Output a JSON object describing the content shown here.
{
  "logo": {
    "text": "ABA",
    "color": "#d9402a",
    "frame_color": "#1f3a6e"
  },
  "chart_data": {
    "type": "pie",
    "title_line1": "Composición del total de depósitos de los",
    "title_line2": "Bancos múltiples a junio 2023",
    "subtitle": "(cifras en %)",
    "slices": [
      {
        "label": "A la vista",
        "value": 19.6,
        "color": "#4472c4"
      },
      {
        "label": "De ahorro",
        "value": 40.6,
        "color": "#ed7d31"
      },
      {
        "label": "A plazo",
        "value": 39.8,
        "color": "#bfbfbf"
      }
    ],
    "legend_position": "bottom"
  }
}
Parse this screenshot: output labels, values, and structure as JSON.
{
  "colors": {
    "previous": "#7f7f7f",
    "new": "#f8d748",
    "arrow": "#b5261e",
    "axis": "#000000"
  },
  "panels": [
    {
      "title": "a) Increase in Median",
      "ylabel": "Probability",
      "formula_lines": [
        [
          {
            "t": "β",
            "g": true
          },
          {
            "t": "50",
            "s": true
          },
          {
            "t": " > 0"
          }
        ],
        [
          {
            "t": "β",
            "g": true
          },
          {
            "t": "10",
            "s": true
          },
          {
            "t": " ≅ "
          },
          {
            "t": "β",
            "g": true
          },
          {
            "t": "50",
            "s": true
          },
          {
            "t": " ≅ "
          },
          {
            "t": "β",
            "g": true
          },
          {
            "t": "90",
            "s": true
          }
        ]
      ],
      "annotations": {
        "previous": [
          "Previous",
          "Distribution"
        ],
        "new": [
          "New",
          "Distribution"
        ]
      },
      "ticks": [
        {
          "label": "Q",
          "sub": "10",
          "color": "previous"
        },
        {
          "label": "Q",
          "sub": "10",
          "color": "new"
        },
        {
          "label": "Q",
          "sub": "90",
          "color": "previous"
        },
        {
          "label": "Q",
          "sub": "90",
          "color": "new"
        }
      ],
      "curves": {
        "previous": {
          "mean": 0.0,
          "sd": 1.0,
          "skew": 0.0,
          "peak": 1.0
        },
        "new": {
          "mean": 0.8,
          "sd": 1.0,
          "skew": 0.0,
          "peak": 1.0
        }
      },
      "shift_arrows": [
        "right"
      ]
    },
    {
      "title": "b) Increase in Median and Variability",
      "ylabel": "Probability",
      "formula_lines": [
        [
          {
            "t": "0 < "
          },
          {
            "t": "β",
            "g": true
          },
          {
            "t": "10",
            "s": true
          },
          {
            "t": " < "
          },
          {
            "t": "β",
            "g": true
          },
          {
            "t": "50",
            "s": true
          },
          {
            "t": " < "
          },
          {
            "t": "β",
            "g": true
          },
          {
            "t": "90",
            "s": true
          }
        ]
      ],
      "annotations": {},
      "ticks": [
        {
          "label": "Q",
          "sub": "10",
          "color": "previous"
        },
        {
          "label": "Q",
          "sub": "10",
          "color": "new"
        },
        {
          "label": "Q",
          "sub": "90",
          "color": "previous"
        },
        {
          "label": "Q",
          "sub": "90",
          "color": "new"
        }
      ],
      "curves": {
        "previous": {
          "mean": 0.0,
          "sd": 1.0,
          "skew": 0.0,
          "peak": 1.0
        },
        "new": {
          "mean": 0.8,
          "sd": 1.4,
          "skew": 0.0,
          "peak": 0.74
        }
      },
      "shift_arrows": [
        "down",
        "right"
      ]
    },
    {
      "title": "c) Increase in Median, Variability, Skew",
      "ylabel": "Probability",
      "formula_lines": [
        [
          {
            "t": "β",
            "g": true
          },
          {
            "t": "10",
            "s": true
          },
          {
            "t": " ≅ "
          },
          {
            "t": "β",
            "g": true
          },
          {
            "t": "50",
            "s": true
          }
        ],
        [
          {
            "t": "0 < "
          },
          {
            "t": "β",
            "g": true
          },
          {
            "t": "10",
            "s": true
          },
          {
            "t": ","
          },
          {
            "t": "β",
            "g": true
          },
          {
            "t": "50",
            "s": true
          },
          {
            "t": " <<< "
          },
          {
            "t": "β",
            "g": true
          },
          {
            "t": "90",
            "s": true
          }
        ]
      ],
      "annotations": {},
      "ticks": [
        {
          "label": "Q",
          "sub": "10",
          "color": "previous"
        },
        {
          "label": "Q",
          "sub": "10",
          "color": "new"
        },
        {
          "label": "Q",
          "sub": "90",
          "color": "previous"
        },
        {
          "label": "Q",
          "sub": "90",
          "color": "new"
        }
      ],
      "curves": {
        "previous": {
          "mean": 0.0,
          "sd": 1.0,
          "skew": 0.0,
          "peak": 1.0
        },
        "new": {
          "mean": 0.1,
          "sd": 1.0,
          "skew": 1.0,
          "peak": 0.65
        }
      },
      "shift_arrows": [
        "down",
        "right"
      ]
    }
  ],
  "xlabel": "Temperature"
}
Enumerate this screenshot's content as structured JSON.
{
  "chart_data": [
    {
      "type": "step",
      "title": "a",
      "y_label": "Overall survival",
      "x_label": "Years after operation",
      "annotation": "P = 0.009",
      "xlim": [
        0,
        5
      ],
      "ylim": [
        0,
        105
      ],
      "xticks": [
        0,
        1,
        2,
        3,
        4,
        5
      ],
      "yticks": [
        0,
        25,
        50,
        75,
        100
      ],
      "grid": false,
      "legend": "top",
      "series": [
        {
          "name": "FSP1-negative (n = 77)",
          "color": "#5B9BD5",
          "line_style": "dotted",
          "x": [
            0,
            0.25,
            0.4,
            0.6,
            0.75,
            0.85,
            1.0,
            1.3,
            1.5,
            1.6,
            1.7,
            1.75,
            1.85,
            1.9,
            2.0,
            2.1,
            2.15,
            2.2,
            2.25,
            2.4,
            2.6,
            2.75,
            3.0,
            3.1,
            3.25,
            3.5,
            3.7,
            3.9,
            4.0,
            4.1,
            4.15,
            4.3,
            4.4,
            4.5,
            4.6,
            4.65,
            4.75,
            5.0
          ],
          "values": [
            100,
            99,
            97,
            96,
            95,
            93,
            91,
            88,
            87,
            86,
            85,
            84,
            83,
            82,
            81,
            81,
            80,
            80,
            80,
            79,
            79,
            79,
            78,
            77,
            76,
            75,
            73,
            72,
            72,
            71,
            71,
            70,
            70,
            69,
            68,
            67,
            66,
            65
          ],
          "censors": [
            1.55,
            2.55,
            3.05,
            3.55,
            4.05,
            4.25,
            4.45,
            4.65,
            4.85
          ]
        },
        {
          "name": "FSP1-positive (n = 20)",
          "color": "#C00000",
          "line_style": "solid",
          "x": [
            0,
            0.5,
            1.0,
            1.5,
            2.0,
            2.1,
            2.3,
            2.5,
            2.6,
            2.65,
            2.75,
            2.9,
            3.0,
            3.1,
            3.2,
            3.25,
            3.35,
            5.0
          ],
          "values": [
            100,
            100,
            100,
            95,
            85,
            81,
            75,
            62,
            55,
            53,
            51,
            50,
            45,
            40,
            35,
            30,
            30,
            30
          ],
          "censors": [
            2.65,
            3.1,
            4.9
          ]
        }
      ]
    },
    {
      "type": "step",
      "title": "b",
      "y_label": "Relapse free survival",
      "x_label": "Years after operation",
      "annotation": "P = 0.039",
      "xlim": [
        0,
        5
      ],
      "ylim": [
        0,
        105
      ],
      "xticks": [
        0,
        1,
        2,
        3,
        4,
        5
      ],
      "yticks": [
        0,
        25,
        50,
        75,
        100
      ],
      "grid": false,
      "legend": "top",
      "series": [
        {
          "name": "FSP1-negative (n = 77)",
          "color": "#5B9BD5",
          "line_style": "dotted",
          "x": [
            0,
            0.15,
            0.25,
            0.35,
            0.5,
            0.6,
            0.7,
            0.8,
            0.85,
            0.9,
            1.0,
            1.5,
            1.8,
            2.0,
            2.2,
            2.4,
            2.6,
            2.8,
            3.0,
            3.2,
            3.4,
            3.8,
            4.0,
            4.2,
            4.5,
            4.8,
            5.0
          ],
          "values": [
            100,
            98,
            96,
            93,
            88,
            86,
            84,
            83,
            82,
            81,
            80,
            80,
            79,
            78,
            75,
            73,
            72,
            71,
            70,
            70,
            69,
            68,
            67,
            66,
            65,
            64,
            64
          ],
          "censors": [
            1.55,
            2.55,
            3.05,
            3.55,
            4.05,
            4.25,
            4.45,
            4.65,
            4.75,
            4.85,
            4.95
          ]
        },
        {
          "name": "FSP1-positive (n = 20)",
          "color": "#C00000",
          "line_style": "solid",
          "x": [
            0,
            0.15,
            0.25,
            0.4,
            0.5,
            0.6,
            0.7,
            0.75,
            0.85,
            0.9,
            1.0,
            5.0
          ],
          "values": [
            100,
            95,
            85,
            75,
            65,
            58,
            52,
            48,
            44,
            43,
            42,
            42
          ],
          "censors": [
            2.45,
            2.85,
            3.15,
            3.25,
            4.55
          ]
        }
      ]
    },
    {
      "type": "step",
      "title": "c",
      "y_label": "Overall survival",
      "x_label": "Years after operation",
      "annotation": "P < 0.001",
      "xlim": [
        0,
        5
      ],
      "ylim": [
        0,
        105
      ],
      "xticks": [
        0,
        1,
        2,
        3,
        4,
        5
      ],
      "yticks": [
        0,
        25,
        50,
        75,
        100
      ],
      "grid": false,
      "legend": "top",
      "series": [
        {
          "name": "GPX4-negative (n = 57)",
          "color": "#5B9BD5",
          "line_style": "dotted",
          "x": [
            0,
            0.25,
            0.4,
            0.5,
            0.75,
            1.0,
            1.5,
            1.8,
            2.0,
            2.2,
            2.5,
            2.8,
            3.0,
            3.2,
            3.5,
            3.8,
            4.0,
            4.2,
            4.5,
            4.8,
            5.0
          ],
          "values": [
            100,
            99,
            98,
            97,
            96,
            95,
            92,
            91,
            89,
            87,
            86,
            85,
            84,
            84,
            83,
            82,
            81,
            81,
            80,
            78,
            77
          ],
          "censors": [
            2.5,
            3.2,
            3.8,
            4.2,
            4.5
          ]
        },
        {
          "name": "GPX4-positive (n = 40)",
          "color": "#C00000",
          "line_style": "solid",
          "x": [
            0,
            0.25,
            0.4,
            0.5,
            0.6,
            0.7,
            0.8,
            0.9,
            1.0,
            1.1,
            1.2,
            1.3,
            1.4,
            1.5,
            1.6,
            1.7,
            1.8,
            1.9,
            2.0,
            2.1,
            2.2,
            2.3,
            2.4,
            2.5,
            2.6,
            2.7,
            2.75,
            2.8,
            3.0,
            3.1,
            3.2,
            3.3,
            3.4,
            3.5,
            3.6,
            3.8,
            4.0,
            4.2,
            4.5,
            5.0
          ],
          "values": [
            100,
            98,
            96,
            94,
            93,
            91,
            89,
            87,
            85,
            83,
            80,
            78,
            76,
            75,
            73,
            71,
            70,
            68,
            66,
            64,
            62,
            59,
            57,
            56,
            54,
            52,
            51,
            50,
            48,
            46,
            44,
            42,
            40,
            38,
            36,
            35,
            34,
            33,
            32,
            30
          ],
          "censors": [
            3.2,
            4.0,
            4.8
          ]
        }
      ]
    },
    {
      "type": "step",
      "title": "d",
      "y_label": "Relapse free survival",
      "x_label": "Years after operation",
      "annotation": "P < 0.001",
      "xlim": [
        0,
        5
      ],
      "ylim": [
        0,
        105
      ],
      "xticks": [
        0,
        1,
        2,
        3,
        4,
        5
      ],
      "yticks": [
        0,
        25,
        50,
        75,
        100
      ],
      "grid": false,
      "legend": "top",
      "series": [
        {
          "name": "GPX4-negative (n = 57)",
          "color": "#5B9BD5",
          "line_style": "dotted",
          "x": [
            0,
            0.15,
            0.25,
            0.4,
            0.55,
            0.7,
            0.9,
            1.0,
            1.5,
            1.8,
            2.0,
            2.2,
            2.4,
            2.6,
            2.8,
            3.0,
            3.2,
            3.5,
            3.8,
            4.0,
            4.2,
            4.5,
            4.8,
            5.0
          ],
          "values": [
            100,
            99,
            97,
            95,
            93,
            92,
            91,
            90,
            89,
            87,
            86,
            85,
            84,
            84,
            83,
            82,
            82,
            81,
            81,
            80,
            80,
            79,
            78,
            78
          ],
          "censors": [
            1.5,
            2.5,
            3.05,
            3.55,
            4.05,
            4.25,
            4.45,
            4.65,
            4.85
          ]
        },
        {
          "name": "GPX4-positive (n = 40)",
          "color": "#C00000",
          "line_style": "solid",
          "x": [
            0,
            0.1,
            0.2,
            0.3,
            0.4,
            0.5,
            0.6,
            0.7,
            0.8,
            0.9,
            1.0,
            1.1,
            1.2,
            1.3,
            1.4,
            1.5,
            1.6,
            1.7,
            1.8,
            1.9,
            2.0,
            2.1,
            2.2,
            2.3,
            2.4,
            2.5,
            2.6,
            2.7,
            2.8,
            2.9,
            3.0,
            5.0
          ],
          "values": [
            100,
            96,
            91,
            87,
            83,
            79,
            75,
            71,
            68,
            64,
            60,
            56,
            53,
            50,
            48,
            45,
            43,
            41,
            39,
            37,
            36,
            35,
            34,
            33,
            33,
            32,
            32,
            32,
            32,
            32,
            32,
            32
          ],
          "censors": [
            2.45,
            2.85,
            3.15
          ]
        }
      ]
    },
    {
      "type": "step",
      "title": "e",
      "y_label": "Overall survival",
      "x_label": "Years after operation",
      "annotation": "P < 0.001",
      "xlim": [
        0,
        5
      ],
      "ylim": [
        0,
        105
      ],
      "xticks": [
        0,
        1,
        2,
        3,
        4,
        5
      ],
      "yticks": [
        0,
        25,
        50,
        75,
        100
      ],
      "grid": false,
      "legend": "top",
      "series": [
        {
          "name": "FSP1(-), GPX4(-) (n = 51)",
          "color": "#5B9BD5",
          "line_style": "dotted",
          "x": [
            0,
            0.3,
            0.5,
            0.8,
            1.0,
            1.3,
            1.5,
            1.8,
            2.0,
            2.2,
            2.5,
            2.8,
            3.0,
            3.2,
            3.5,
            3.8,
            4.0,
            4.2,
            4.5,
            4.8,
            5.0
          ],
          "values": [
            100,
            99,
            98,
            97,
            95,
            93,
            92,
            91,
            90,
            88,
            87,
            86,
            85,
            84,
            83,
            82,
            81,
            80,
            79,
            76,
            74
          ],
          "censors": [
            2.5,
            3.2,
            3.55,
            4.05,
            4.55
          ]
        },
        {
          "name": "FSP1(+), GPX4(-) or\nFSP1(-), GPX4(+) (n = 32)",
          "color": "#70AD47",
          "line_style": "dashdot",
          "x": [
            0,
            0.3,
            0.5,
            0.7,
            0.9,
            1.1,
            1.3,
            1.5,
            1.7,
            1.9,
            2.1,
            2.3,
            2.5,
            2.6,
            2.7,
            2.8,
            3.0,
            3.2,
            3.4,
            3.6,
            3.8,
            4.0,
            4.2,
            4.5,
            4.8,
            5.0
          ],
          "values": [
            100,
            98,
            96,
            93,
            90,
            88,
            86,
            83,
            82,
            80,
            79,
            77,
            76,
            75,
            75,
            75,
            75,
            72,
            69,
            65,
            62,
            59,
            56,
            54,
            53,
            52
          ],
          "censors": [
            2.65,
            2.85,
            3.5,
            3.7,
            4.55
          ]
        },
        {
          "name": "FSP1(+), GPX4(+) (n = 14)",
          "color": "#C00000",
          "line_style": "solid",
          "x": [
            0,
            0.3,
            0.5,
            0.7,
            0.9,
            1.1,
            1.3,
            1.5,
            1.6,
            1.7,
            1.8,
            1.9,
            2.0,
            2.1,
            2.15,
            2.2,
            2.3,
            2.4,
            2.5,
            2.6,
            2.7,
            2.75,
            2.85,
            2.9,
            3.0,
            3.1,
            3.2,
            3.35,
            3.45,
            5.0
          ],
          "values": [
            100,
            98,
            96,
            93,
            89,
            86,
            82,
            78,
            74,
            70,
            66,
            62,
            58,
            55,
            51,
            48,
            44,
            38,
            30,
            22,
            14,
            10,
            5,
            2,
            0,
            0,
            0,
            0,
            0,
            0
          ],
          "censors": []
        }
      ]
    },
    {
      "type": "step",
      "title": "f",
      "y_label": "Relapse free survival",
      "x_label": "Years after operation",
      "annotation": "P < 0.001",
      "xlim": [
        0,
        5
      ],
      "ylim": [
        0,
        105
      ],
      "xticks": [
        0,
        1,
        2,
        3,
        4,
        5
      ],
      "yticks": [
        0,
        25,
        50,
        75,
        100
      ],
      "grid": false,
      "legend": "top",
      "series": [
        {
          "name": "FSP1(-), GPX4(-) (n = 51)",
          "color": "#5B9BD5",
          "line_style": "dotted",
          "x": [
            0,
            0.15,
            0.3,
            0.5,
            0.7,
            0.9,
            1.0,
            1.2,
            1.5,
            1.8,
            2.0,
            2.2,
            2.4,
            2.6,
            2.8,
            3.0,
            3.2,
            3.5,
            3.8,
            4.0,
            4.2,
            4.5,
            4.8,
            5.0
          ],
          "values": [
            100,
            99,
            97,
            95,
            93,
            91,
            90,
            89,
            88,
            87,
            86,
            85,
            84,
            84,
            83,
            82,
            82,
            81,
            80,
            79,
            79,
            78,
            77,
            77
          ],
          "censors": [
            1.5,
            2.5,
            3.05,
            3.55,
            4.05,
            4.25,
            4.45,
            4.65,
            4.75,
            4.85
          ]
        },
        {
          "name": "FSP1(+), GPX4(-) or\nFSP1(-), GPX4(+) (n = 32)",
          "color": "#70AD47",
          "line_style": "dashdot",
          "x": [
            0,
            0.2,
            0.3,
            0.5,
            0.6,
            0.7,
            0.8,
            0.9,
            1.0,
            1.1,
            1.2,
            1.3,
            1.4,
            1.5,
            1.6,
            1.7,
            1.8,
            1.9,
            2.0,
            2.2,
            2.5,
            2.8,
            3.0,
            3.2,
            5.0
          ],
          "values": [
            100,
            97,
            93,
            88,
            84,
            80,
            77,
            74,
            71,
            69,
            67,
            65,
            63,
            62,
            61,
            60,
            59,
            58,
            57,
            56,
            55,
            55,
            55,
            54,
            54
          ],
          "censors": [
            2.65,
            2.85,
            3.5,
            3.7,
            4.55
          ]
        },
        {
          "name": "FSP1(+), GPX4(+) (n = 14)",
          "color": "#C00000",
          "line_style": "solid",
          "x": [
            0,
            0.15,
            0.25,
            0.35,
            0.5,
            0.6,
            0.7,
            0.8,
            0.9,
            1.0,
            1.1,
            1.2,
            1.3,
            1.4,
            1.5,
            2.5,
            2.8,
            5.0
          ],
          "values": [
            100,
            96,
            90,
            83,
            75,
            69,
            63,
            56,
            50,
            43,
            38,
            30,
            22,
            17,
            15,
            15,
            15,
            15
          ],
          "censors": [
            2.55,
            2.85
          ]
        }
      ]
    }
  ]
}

···

Look through the entries and return every line where "this" appears.

Parse this screenshot: output labels, values, and structure as JSON.
Enumerate this screenshot's content as structured JSON.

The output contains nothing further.